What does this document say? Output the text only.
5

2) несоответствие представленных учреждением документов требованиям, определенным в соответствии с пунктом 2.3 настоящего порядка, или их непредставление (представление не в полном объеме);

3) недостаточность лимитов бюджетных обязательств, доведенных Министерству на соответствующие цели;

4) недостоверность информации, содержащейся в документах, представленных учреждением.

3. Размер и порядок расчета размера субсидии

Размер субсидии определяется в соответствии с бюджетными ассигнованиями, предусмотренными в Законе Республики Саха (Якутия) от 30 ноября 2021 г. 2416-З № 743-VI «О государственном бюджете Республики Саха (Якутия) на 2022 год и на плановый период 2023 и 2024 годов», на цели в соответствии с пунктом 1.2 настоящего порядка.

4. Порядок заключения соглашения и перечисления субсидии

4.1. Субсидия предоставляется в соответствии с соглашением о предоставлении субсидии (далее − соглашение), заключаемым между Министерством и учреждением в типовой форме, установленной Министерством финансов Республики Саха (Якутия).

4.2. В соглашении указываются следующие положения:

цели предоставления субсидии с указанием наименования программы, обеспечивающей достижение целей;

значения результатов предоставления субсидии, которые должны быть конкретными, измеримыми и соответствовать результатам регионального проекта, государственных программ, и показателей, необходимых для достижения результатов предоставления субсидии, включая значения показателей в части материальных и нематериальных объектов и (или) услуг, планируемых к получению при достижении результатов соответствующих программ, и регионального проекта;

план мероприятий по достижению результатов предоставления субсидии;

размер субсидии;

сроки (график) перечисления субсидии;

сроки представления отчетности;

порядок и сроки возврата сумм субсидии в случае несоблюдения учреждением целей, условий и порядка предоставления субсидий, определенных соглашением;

★ ★ ★

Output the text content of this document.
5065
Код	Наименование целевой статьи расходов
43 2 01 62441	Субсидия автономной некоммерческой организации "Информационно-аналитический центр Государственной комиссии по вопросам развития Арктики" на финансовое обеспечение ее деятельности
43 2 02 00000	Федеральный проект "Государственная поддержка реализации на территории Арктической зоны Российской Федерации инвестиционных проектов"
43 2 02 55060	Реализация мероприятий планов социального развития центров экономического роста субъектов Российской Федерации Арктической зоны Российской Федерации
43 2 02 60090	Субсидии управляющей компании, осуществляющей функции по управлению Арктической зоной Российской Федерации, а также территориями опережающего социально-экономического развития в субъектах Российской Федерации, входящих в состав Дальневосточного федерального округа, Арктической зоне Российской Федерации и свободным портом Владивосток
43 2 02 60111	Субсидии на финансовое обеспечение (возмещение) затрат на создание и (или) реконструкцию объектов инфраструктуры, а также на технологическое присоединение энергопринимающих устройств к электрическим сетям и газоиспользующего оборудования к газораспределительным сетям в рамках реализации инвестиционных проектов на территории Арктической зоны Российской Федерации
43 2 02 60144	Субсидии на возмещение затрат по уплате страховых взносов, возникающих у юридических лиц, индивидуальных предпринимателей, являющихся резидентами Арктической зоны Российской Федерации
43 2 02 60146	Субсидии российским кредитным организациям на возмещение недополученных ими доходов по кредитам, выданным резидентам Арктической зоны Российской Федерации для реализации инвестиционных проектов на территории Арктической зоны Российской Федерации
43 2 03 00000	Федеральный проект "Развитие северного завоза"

★ ★ ★

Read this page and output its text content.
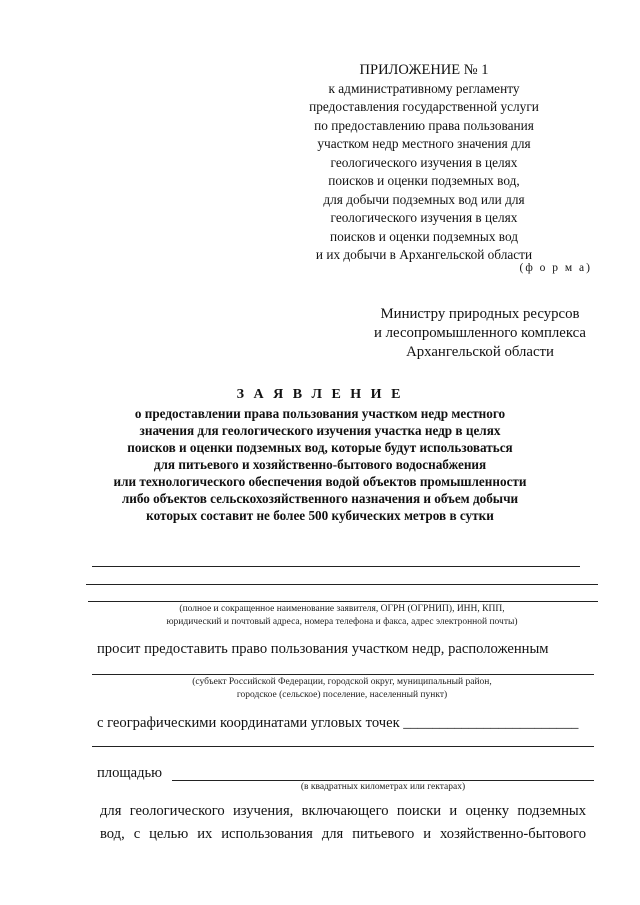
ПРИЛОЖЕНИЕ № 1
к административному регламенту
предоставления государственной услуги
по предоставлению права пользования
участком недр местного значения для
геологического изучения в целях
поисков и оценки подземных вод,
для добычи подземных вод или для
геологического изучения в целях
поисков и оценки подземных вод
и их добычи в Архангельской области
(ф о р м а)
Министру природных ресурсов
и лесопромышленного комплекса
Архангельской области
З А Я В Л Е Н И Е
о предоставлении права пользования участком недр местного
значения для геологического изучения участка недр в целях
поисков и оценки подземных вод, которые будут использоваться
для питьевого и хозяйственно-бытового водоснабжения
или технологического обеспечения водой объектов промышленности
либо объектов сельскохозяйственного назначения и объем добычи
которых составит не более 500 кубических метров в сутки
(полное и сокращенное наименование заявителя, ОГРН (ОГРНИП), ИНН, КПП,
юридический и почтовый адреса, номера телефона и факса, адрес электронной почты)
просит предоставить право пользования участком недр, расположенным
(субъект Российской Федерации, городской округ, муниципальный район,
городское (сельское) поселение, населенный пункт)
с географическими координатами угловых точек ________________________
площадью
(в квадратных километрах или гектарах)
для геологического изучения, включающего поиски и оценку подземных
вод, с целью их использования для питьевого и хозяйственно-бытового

★ ★ ★

### What you should do
Find how many lines in the listing contain the word "целей" and give that count alone.

### Task solution
2